Saved entries:
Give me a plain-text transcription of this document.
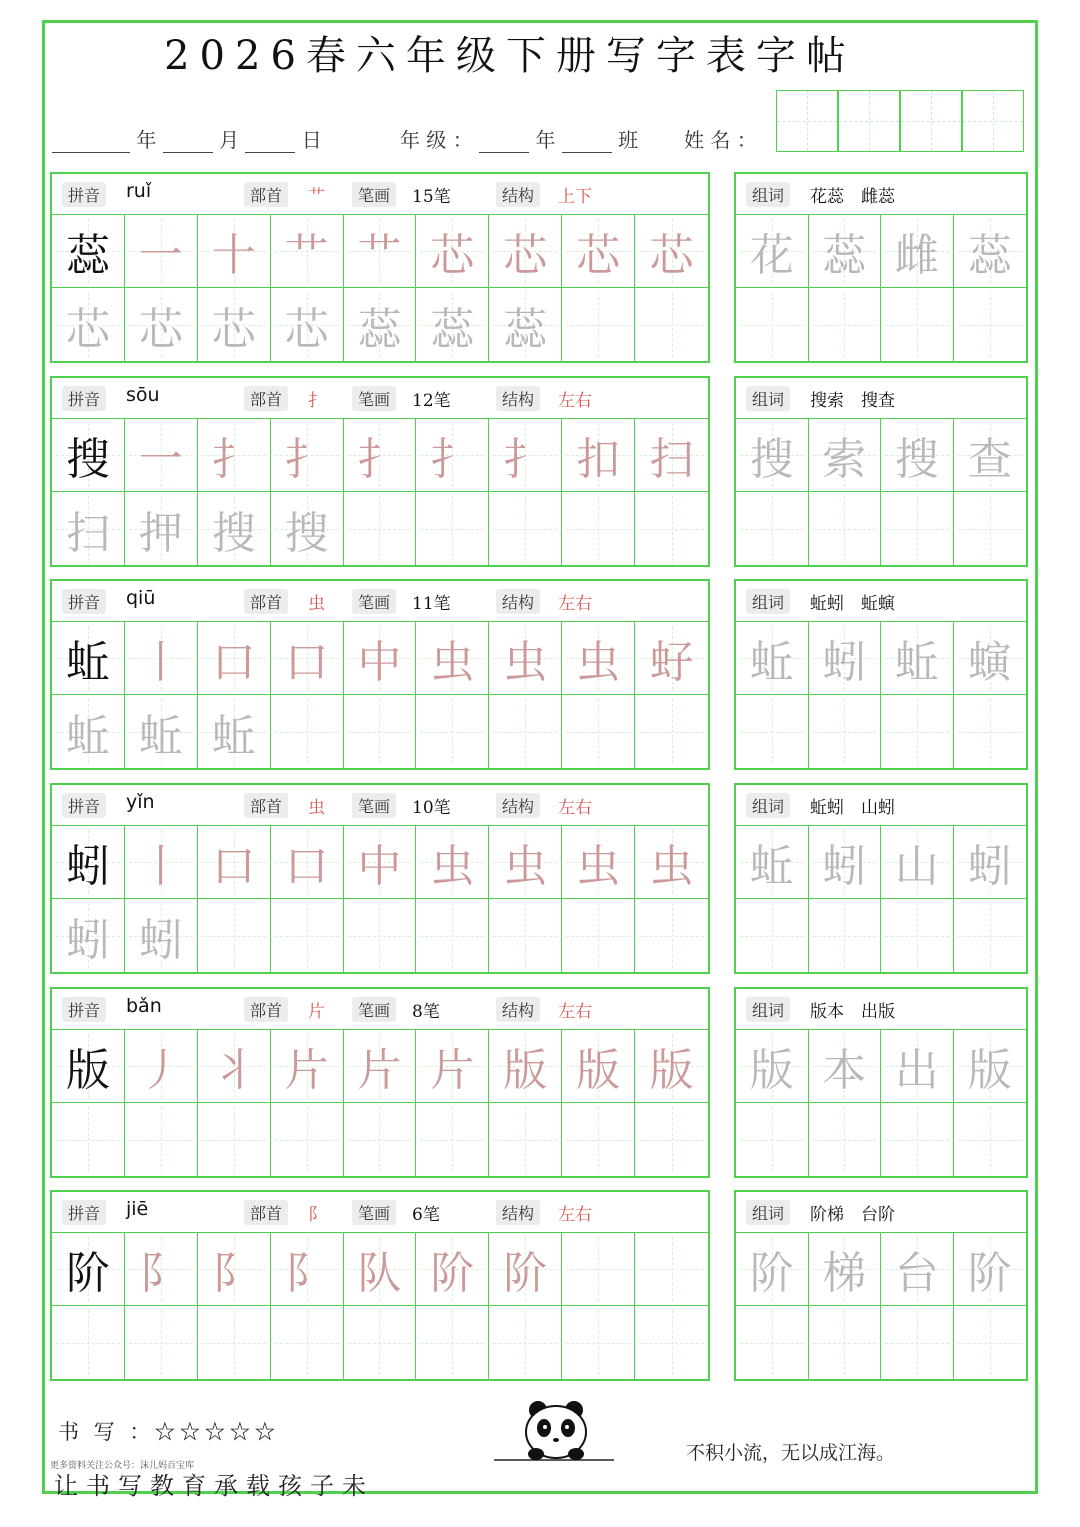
2026春六年级下册写字表字帖
年	月	日	年 级 ：	年	班 姓 名 ：
拼音	ruǐ	部首	艹	笔画	15笔	结构	上下
蕊 一 十 艹 艹 芯 芯 芯 芯
芯 芯 芯 芯 蕊 蕊 蕊
组词	花蕊　雌蕊
花 蕊 雌 蕊
拼音	sōu	部首	扌	笔画	12笔	结构	左右
搜 一 扌 扌 扌 扌 扌 扣 扫
扫 押 搜 搜
组词	搜索　搜查
搜 索 搜 查
拼音	qiū	部首	虫	笔画	11笔	结构	左右
蚯 丨 口 口 中 虫 虫 虫 虸
蚯 蚯 蚯
组词	蚯蚓　蚯螾
蚯 蚓 蚯 螾
拼音	yǐn	部首	虫	笔画	10笔	结构	左右
蚓 丨 口 口 中 虫 虫 虫 虫
蚓 蚓
组词	蚯蚓　山蚓
蚯 蚓 山 蚓
拼音	bǎn	部首	片	笔画	8笔	结构	左右
版 丿 丬 片 片 片 版 版 版
组词	版本　出版
版 本 出 版
拼音	jiē	部首	阝	笔画	6笔	结构	左右
阶 阝 阝 阝 队 阶 阶
组词	阶梯　台阶
阶 梯 台 阶
书 写 ：☆☆☆☆☆
更多资料关注公众号：沫儿妈百宝库
让书写教育承载孩子未
不积小流，无以成江海。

| Brief |
Your task is to copy the entries in full and exactly, without any images.

| Result |
Give me a plain-text transcription of this document.
2026春六年级下册写字表字帖
年	月	日	年 级 ：	年	班 姓 名 ：
拼音	ruǐ	部首	艹	笔画	15笔	结构	上下
蕊 一 十 艹 艹 芯 芯 芯 芯
芯 芯 芯 芯 蕊 蕊 蕊
组词	花蕊　雌蕊
花 蕊 雌 蕊
拼音	sōu	部首	扌	笔画	12笔	结构	左右
搜 一 扌 扌 扌 扌 扌 扣 扫
扫 押 搜 搜
组词	搜索　搜查
搜 索 搜 查
拼音	qiū	部首	虫	笔画	11笔	结构	左右
蚯 丨 口 口 中 虫 虫 虫 虸
蚯 蚯 蚯
组词	蚯蚓　蚯螾
蚯 蚓 蚯 螾
拼音	yǐn	部首	虫	笔画	10笔	结构	左右
蚓 丨 口 口 中 虫 虫 虫 虫
蚓 蚓
组词	蚯蚓　山蚓
蚯 蚓 山 蚓
拼音	bǎn	部首	片	笔画	8笔	结构	左右
版 丿 丬 片 片 片 版 版 版
组词	版本　出版
版 本 出 版
拼音	jiē	部首	阝	笔画	6笔	结构	左右
阶 阝 阝 阝 队 阶 阶
组词	阶梯　台阶
阶 梯 台 阶
书 写 ：☆☆☆☆☆
更多资料关注公众号：沫儿妈百宝库
让书写教育承载孩子未
不积小流，无以成江海。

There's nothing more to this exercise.